Recorded data:

------------

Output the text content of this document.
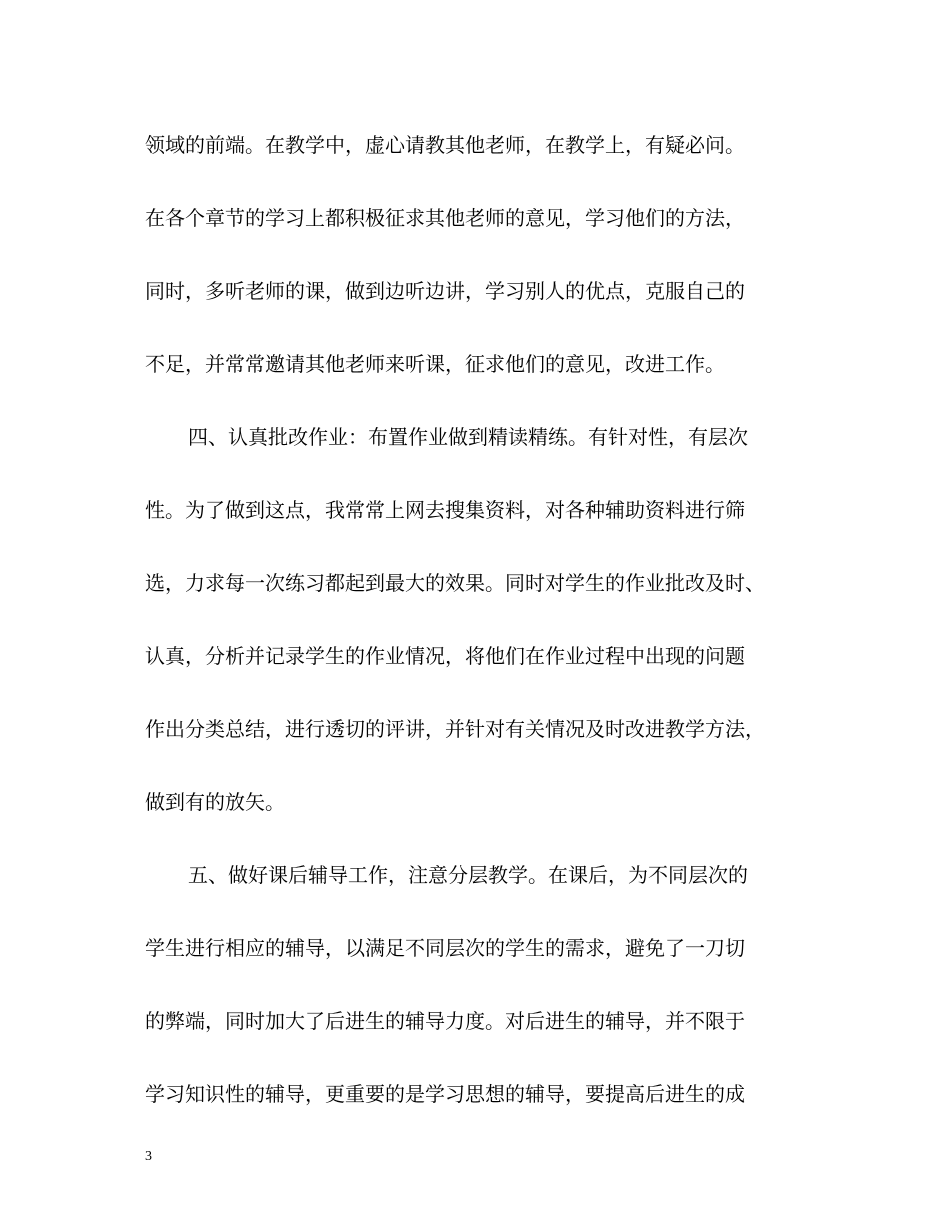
领域的前端。在教学中，虚心请教其他老师，在教学上，有疑必问。
在各个章节的学习上都积极征求其他老师的意见，学习他们的方法，
同时，多听老师的课，做到边听边讲，学习别人的优点，克服自己的
不足，并常常邀请其他老师来听课，征求他们的意见，改进工作。
四、认真批改作业：布置作业做到精读精练。有针对性，有层次
性。为了做到这点，我常常上网去搜集资料，对各种辅助资料进行筛
选，力求每一次练习都起到最大的效果。同时对学生的作业批改及时、
认真，分析并记录学生的作业情况，将他们在作业过程中出现的问题
作出分类总结，进行透切的评讲，并针对有关情况及时改进教学方法，
做到有的放矢。
五、做好课后辅导工作，注意分层教学。在课后，为不同层次的
学生进行相应的辅导，以满足不同层次的学生的需求，避免了一刀切
的弊端，同时加大了后进生的辅导力度。对后进生的辅导，并不限于
学习知识性的辅导，更重要的是学习思想的辅导，要提高后进生的成
3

------------

[WHAT TO PRODUCE] Write out all the entries exactly, except for the pictures.

[RESULT OF THE TASK]
Output the text content of this document.
领域的前端。在教学中，虚心请教其他老师，在教学上，有疑必问。
在各个章节的学习上都积极征求其他老师的意见，学习他们的方法，
同时，多听老师的课，做到边听边讲，学习别人的优点，克服自己的
不足，并常常邀请其他老师来听课，征求他们的意见，改进工作。
四、认真批改作业：布置作业做到精读精练。有针对性，有层次
性。为了做到这点，我常常上网去搜集资料，对各种辅助资料进行筛
选，力求每一次练习都起到最大的效果。同时对学生的作业批改及时、
认真，分析并记录学生的作业情况，将他们在作业过程中出现的问题
作出分类总结，进行透切的评讲，并针对有关情况及时改进教学方法，
做到有的放矢。
五、做好课后辅导工作，注意分层教学。在课后，为不同层次的
学生进行相应的辅导，以满足不同层次的学生的需求，避免了一刀切
的弊端，同时加大了后进生的辅导力度。对后进生的辅导，并不限于
学习知识性的辅导，更重要的是学习思想的辅导，要提高后进生的成
3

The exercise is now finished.